**Excerpted text:**
--------
WEST NEW YORK – At the broiling center of Hudson County politics, Gov. Chris Christie found a polished gym Memorial High School floor and a bleacher full of school kids in black shirts, khaki pants and sneakers to announce an allocation of $675 million to urban projects overseen by the Schools Development Authority (SDA).
“It is not driven at all by politics, which is what we saw in the selection of state vendors (in the past),” Christie said of the SDA. “It should be based on the needs of the children and the demands of that school district.”
The governor’s remarks prefaced a grunted hail of laughter a little more than a week after West New York Mayor Felix Roque endorsed Christie’s GOP pal, Joe Kyrillos, over local hero, U.S. Sen. Bob Menendez (D-NJ) in the U.S. Senate contest.
Roque delivered a shining assessment of Christie.
“A visionary,” the mayor pronounced. “A champion and friend. Another testament to our commitment to public education. He cares passionately about strengthening schools in urban areas.”
A hodge-podge of local, dog-eared operatives in street clothes observed from the edges of the Tiger’s Den, the basement gym at the bustling, over-populated high school.
“We’re bursting at the seams here,” said the mayor, after the governor promised state dollars (an unspecified amount at present but somewhere south of $60 million) to relieve overcrowding.
The grumbled consensus was this was Christie’s opportunistic way of coming in with the tongs and towels to pull Roque out of the hot water the mayor’s endorsement of Kyrillos put him in with the Hudson County Democratic Organization (HCDO).
“I don’t think we got much government aid anyway,” said a West New York source. “Remember, Stack gets all the goodies up here. He basically runs his budget on state aid.”
But if ever there was federal money to be had, Roque would be last in line given his recalcitrant rejection of Menendez.
Christie’s appearance today demonstrated the governor’s attentiveness to Roque in the aftermath of county Democratic Party blowback, according to local sources.
--------
Records drawn from a collection
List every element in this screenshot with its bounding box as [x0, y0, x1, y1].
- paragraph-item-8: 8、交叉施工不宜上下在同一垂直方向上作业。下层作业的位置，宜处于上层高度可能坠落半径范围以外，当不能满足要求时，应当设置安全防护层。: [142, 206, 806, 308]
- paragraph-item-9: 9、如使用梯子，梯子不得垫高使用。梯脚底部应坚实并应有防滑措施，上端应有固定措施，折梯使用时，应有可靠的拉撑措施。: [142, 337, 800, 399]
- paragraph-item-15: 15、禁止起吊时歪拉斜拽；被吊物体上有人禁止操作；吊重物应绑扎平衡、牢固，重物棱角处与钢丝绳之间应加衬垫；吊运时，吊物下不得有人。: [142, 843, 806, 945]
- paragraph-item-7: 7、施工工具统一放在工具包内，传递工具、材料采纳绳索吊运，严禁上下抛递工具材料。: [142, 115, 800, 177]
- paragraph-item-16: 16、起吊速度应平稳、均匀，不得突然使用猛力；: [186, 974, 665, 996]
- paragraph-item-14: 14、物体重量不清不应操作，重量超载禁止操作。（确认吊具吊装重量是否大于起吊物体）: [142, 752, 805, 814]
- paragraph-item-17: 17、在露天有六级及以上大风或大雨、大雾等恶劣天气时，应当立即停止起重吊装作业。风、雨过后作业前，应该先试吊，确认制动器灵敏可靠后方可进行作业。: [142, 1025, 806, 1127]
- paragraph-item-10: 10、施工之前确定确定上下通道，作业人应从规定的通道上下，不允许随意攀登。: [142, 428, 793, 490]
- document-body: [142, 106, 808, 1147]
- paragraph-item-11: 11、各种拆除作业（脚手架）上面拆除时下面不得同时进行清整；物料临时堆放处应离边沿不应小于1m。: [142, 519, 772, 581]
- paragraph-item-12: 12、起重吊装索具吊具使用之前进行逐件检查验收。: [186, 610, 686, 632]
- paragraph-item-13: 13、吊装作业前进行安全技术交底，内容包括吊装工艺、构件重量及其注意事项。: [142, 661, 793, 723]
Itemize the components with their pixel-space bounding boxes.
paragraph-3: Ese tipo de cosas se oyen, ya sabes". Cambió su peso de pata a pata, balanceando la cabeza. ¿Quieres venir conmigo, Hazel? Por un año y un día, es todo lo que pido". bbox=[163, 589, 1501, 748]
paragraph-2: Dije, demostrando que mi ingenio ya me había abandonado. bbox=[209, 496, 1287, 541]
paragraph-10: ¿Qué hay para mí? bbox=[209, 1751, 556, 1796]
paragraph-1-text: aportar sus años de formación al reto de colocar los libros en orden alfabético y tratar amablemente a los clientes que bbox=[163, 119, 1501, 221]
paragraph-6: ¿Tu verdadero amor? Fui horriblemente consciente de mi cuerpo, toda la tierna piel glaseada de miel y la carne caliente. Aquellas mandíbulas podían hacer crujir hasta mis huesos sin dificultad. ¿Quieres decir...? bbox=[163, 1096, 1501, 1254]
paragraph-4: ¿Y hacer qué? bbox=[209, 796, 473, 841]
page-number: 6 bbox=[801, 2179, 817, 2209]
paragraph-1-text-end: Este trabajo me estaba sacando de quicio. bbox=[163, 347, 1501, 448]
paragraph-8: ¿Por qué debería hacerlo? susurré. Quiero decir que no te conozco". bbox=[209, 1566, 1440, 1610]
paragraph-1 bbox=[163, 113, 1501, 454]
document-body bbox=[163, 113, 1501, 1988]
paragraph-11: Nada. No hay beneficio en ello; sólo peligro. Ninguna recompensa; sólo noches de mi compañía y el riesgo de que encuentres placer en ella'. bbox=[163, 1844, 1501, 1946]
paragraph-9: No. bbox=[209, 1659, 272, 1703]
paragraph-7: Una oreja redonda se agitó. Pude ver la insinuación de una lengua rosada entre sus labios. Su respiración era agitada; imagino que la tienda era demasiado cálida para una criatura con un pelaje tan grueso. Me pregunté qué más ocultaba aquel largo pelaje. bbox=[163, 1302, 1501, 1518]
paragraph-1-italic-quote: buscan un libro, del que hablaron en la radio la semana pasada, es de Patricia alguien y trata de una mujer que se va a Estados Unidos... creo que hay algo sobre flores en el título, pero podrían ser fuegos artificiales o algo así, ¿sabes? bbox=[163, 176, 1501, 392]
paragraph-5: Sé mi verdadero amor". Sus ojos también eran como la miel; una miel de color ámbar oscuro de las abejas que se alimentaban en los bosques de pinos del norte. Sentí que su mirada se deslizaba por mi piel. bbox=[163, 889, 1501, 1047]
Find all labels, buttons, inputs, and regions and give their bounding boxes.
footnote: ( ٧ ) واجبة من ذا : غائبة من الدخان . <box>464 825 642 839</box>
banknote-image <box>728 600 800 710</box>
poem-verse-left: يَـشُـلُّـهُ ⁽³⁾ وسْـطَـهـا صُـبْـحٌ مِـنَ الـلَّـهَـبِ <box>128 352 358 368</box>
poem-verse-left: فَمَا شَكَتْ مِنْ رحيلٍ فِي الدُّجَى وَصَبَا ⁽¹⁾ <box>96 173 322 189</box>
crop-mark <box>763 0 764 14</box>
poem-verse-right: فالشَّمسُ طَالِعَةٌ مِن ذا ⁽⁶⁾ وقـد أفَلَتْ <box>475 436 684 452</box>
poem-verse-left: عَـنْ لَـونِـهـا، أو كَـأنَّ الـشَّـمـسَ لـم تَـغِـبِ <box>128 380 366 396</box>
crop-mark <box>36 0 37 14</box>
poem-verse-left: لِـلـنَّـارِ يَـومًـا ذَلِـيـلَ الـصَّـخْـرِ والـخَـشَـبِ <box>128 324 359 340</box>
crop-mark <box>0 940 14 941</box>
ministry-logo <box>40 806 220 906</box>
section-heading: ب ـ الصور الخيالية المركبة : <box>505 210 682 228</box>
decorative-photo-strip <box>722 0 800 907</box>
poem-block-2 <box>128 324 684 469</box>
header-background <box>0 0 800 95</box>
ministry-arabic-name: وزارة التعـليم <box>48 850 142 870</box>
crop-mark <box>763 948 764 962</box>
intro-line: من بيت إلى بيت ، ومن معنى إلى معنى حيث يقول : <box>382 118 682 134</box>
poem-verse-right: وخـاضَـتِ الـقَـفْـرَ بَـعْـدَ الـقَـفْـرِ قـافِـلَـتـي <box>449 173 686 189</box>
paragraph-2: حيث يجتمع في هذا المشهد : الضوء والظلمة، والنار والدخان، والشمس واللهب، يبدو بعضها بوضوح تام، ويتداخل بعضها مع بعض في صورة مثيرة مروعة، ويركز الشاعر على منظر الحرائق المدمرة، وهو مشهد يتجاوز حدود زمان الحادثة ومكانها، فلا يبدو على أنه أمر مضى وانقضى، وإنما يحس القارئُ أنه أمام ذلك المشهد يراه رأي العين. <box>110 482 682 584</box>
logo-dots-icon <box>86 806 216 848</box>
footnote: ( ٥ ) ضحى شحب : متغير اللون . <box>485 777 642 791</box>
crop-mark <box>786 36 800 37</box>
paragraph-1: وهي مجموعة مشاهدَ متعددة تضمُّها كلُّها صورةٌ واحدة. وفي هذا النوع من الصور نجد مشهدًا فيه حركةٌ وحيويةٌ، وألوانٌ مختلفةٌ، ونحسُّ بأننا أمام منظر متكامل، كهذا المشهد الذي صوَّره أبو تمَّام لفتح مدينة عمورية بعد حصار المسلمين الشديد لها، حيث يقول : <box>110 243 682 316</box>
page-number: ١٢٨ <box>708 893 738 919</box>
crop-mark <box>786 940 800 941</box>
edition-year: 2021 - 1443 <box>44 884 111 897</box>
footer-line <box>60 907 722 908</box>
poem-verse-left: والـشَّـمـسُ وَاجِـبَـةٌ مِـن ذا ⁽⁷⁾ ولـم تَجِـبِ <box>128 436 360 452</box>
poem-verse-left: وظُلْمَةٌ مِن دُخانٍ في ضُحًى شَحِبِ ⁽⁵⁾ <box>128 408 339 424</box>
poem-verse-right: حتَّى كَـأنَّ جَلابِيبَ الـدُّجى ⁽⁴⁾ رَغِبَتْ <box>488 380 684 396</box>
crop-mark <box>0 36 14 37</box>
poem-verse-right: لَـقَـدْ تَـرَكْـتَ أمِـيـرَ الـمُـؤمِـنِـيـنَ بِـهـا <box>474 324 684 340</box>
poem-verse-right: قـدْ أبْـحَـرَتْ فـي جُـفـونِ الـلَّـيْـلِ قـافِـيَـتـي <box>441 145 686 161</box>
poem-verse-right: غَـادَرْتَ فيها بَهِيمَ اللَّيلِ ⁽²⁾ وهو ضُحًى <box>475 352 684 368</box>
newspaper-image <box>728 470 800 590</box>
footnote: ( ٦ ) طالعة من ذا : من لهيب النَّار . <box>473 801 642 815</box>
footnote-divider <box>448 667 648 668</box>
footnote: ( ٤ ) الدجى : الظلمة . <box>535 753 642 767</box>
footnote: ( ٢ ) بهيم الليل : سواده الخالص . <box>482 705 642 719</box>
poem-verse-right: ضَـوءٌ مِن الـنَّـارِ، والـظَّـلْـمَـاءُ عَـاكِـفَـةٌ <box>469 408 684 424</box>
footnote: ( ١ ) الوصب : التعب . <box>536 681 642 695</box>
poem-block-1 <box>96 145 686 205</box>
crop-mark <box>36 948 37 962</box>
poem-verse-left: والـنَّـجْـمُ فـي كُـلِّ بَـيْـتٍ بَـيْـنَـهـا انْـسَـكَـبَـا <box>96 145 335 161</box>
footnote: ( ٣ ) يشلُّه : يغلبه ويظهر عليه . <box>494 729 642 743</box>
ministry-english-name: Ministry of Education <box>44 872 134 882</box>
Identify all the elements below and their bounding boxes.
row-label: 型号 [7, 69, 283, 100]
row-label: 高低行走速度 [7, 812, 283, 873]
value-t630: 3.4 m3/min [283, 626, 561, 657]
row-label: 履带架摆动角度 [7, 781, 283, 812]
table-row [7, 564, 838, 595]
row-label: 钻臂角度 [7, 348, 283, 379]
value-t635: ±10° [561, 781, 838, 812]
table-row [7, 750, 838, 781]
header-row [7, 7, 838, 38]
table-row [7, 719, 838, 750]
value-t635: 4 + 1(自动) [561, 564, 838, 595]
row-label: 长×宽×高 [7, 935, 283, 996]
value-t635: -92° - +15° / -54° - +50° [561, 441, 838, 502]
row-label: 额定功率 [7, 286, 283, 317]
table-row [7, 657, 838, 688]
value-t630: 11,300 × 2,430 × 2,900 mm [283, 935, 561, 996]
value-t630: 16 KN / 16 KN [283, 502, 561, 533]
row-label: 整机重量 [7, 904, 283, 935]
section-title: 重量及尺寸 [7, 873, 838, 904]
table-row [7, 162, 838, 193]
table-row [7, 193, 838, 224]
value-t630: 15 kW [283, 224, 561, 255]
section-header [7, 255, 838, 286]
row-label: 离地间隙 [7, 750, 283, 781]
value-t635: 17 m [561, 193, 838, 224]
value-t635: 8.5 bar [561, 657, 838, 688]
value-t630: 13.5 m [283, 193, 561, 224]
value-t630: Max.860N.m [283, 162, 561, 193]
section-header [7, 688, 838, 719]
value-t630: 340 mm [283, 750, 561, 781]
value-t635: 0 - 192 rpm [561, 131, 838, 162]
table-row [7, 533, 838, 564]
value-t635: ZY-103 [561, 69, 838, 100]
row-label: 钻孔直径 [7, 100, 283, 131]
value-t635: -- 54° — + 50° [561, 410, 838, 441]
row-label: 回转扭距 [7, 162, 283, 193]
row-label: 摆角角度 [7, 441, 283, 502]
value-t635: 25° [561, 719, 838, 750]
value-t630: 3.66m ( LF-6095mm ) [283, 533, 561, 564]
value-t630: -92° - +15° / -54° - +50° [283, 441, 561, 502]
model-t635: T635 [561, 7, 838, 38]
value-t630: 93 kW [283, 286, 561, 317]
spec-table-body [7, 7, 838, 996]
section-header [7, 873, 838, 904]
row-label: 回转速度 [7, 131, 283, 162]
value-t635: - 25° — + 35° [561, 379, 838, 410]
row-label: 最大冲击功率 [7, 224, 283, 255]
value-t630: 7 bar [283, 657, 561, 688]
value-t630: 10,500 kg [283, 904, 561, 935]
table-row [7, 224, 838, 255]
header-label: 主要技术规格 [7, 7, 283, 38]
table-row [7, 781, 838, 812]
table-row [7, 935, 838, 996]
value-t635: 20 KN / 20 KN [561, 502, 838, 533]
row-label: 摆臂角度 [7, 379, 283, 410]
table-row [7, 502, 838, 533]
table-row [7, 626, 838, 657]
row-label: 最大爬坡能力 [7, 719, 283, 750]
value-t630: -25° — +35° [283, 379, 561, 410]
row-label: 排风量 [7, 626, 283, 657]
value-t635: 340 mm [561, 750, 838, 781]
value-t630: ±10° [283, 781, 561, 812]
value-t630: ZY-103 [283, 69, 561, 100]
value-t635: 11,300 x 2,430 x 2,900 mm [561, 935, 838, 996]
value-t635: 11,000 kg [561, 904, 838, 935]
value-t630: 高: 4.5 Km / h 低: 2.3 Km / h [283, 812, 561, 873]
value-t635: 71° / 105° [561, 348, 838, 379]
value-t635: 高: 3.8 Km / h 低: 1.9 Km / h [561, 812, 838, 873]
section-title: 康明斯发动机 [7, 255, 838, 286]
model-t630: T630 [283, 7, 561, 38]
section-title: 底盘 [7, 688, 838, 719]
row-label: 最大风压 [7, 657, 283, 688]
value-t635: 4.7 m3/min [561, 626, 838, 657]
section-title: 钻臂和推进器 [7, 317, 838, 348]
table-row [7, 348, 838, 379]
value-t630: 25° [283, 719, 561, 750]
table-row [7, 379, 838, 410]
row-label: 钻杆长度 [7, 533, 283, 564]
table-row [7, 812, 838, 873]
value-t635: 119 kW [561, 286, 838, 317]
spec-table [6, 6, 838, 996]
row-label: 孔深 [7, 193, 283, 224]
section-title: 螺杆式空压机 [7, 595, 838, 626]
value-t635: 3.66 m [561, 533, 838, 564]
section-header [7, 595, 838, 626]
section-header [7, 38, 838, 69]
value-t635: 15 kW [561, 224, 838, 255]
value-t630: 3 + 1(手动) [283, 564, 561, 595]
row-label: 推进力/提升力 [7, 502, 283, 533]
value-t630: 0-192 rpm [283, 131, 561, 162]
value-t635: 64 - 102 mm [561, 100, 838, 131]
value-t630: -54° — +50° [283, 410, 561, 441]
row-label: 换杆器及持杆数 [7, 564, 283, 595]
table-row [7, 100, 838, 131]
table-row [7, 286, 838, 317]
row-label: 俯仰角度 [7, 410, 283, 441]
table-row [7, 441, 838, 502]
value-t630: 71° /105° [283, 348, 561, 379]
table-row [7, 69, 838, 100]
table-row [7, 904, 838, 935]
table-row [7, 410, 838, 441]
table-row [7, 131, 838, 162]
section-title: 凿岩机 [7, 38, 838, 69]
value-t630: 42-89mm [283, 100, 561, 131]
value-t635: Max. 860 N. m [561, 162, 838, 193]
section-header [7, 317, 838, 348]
--------
**Jobs:**
1. Render this sentence from the news article on Christie's school funding visit in Spanish: "Roque delivered a shining assessment of Christie."
2. Reproduce the passage of the news article on Christie's school funding visit starting at "Roque delivered a" and ending at "to relieve overcrowding.".
3. Proceed with the news article on Christie's school funding visit from the point where it stops.
The material has no role in this work.

**Written responses:**
1. Roque ofreció una valoración brillante de Christie.

2.
Roque delivered a shining assessment of Christie.
“A visionary,” the mayor pronounced. “A champion and friend. Another testament to our commitment to public education. He cares passionately about strengthening schools in urban areas.”
A hodge-podge of local, dog-eared operatives in street clothes observed from the edges of the Tiger’s Den, the basement gym at the bustling, over-populated high school.
“We’re bursting at the seams here,” said the mayor, after the governor promised state dollars (an unspecified amount at present but somewhere south of $60 million) to relieve overcrowding.

3.
The governor insisted no.
“It’s an alternative delivery method, this was a good place to come,” said the governor. “The governor’s office has played no role.”
Christie took the time, in fact, to say the way the newly revamped schools authority funds projects differs profoundly from the era of the McGreevey and Codey administrations, in his words, when powerful players “would come in at the end to put their thumb on the scale” about which projects get funded.
He riffed on his burgeoning relationship with Roque.
“My relationship is based on the fact that he’s a Democrat who’s willing to talk to me,” said Christie. “He’s a mayor, like Dawn Zimmer, who says ‘this guy’s the governor, we want to have a productive working relationship with him. These relationships are not about anything else. What’s behind it is I’m trying to get things done. It’s either hold your breath and wait for the state to become Republican or work with fair-minded Democrats. I’m not excluding others, like Reed Gusciora, who is sometimes a numbnuts.”
Roque was delighted.
“I’m very honored to be able to have the governor here,” he told the school children. “Education is the key to success. We have to do our best to compete in the global arena.”
Former GOP Redistricting Commissioner Irene Kim Asbury was in the crowd. She works for Roque. Legal team.
A grinning Hoboken Mayor Dawn Zimmer in the house begged the next question.
“Are you endorsing Joe Kyrillos for U.S. Senate?”
Zimmer shook her head emphatically.
“Put this down,” she said. “I’m backing Bob Menendez for U.S. Senate.”
Another Christie ally, state Sen. Brian P. Stack (D-33), was not in attendance. He was sick, said his chief of staff, Mark Albiez.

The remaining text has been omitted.